Your job is to restate each entry word for word.

RECORDS SUPPLIED.
◇ ◇ ◇ ◇ ◇

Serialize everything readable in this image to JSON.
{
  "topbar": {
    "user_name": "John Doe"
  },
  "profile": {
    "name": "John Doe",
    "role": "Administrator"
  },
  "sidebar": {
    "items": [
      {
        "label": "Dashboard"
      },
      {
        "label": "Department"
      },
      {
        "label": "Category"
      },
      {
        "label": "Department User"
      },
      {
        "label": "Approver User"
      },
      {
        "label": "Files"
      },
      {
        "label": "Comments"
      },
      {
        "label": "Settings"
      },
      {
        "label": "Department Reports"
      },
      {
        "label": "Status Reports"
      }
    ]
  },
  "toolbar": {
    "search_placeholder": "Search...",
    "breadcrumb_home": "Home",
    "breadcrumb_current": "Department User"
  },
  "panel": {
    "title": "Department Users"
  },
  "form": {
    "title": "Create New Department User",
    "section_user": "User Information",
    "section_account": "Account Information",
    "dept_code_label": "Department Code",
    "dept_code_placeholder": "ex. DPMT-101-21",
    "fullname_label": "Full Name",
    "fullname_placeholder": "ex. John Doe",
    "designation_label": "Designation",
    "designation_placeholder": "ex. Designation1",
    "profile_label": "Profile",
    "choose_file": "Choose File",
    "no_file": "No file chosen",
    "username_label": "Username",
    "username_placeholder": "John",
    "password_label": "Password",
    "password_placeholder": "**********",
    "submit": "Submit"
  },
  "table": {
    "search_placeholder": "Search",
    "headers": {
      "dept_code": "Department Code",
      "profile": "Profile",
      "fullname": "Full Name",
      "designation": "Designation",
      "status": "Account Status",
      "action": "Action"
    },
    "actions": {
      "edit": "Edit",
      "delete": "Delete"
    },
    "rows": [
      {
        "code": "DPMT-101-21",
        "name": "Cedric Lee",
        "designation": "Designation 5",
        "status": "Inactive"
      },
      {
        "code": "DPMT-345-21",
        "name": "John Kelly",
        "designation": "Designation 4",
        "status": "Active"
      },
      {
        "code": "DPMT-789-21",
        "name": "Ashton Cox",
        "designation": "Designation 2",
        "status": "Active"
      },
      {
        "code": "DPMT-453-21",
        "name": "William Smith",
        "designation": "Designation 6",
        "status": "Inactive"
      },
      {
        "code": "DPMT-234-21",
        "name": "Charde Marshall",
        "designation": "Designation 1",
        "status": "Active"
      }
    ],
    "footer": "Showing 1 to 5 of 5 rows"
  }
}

◇ ◇ ◇ ◇ ◇

EXPECTED OUTPUT.
Serialize everything readable in this image to JSON.
{
  "topbar": {
    "user_name": "John Doe"
  },
  "profile": {
    "name": "John Doe",
    "role": "Administrator"
  },
  "sidebar": {
    "items": [
      {
        "label": "Dashboard"
      },
      {
        "label": "Department"
      },
      {
        "label": "Category"
      },
      {
        "label": "Department User"
      },
      {
        "label": "Approver User"
      },
      {
        "label": "Files"
      },
      {
        "label": "Comments"
      },
      {
        "label": "Settings"
      },
      {
        "label": "Department Reports"
      },
      {
        "label": "Status Reports"
      }
    ]
  },
  "toolbar": {
    "search_placeholder": "Search...",
    "breadcrumb_home": "Home",
    "breadcrumb_current": "Department User"
  },
  "panel": {
    "title": "Department Users"
  },
  "form": {
    "title": "Create New Department User",
    "section_user": "User Information",
    "section_account": "Account Information",
    "dept_code_label": "Department Code",
    "dept_code_placeholder": "ex. DPMT-101-21",
    "fullname_label": "Full Name",
    "fullname_placeholder": "ex. John Doe",
    "designation_label": "Designation",
    "designation_placeholder": "ex. Designation1",
    "profile_label": "Profile",
    "choose_file": "Choose File",
    "no_file": "No file chosen",
    "username_label": "Username",
    "username_placeholder": "John",
    "password_label": "Password",
    "password_placeholder": "**********",
    "submit": "Submit"
  },
  "table": {
    "search_placeholder": "Search",
    "headers": {
      "dept_code": "Department Code",
      "profile": "Profile",
      "fullname": "Full Name",
      "designation": "Designation",
      "status": "Account Status",
      "action": "Action"
    },
    "actions": {
      "edit": "Edit",
      "delete": "Delete"
    },
    "rows": [
      {
        "code": "DPMT-101-21",
        "name": "Cedric Lee",
        "designation": "Designation 5",
        "status": "Inactive"
      },
      {
        "code": "DPMT-345-21",
        "name": "John Kelly",
        "designation": "Designation 4",
        "status": "Active"
      },
      {
        "code": "DPMT-789-21",
        "name": "Ashton Cox",
        "designation": "Designation 2",
        "status": "Active"
      },
      {
        "code": "DPMT-453-21",
        "name": "William Smith",
        "designation": "Designation 6",
        "status": "Inactive"
      },
      {
        "code": "DPMT-234-21",
        "name": "Charde Marshall",
        "designation": "Designation 1",
        "status": "Active"
      }
    ],
    "footer": "Showing 1 to 5 of 5 rows"
  }
}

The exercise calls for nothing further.